==== LISTED ENTRIES

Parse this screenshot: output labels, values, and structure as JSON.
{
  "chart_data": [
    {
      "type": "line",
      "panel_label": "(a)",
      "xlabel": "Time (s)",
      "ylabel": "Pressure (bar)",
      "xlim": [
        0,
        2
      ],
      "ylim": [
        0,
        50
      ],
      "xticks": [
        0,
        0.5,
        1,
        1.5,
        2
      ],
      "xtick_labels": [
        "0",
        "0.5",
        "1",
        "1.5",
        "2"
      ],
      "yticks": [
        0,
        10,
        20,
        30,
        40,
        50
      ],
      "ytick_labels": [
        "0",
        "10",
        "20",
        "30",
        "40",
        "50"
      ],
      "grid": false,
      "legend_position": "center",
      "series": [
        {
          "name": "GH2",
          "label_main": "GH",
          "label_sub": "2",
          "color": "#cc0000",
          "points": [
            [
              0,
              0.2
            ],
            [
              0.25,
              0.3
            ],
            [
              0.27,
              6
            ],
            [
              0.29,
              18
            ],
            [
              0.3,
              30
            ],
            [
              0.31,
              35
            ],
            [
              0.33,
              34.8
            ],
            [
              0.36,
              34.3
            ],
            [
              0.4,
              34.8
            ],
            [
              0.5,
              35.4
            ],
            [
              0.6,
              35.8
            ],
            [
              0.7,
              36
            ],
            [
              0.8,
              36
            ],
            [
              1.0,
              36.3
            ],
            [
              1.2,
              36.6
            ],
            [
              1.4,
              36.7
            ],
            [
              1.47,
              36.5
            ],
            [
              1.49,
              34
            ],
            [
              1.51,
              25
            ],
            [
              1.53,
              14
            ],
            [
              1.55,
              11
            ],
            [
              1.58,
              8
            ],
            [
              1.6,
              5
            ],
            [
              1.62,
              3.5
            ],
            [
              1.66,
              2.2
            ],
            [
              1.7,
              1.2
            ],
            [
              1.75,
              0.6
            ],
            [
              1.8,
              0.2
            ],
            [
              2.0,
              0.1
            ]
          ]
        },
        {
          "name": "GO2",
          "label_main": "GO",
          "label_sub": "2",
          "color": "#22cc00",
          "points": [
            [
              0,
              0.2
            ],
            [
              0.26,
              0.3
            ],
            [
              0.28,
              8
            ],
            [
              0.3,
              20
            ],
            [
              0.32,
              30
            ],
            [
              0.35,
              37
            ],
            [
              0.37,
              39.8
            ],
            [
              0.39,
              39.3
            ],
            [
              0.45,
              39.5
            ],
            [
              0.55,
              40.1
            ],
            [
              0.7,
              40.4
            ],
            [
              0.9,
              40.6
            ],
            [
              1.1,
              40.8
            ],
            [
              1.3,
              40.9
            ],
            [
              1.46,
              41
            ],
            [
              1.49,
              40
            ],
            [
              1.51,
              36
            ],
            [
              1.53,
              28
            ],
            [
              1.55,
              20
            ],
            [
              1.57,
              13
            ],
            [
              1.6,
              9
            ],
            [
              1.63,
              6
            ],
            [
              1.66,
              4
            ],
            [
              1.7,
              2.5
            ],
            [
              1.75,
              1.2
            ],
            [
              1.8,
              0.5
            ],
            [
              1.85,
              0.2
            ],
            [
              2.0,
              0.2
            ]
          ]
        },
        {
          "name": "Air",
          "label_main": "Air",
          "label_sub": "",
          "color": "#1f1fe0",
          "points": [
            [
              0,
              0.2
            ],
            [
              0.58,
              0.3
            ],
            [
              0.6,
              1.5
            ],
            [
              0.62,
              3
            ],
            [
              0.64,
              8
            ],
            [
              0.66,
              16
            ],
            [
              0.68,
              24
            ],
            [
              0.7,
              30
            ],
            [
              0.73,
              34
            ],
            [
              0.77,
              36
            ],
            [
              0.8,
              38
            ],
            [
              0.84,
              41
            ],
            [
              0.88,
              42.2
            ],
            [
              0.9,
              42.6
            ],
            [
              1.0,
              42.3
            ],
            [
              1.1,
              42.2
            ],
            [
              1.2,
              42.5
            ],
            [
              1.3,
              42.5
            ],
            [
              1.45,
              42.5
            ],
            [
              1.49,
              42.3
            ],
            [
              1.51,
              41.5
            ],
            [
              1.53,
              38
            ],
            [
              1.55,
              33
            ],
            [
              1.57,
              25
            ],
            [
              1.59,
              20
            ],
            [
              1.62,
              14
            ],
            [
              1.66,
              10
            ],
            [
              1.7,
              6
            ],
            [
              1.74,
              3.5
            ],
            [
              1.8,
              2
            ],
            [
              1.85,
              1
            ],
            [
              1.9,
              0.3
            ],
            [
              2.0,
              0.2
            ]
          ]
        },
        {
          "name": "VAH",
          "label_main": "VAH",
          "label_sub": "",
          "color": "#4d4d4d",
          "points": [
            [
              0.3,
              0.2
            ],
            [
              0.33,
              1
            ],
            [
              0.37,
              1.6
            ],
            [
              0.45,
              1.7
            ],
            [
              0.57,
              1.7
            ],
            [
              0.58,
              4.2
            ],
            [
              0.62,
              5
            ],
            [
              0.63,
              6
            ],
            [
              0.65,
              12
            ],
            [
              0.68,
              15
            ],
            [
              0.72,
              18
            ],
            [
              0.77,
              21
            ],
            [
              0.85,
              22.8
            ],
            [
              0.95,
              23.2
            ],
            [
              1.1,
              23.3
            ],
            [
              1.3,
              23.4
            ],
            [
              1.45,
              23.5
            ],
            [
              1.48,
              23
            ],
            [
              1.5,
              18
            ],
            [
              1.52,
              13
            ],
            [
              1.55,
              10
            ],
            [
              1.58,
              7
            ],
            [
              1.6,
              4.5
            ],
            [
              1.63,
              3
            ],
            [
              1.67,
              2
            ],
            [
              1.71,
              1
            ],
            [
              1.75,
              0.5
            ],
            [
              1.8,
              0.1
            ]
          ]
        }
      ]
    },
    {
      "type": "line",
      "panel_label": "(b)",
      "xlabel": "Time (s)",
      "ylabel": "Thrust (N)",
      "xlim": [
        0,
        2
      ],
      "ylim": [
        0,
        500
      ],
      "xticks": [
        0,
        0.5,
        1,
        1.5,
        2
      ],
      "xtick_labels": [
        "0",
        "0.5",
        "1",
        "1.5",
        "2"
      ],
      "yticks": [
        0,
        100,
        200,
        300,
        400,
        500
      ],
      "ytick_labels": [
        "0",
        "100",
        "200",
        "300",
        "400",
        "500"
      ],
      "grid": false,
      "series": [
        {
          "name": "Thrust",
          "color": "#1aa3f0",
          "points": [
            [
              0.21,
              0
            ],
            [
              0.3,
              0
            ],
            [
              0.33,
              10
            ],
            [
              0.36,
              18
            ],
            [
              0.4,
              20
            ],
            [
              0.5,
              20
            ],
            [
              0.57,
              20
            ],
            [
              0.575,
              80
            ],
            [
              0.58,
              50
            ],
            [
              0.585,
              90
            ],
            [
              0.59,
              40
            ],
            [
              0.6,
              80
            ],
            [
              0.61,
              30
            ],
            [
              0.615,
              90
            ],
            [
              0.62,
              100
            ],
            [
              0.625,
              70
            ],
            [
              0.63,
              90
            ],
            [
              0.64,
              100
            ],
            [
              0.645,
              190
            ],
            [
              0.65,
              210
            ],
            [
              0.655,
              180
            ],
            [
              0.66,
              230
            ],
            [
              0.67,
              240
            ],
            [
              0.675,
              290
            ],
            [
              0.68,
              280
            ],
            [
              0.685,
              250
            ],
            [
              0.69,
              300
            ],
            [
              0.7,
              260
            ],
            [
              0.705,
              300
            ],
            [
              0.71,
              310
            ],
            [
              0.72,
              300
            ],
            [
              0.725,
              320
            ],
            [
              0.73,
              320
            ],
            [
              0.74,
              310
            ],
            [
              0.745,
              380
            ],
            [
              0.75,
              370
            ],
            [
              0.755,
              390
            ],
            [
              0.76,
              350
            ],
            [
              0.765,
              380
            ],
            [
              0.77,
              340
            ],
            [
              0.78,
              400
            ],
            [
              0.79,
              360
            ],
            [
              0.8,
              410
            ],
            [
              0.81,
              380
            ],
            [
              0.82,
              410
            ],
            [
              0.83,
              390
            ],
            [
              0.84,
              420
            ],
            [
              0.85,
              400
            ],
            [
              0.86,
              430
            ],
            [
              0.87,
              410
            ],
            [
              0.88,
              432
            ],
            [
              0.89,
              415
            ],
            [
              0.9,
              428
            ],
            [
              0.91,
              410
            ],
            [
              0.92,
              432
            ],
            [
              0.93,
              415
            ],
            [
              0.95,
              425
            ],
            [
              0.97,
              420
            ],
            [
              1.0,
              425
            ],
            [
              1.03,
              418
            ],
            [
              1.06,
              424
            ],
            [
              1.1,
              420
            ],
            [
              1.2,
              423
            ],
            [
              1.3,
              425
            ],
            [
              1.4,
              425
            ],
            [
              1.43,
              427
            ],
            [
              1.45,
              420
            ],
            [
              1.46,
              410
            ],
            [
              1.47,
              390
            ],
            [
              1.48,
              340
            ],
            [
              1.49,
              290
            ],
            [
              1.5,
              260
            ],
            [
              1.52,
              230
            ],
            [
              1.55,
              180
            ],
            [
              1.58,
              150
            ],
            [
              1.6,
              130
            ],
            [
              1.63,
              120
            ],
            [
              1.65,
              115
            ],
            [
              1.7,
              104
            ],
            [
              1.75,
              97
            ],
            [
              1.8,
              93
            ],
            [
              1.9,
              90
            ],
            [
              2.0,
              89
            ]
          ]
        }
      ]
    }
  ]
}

========

Copy every line of the listing that includes the string "ylabel".

EXERCISE ANSWER
      "ylabel": "Pressure (bar)",
      "ylabel": "Thrust (N)",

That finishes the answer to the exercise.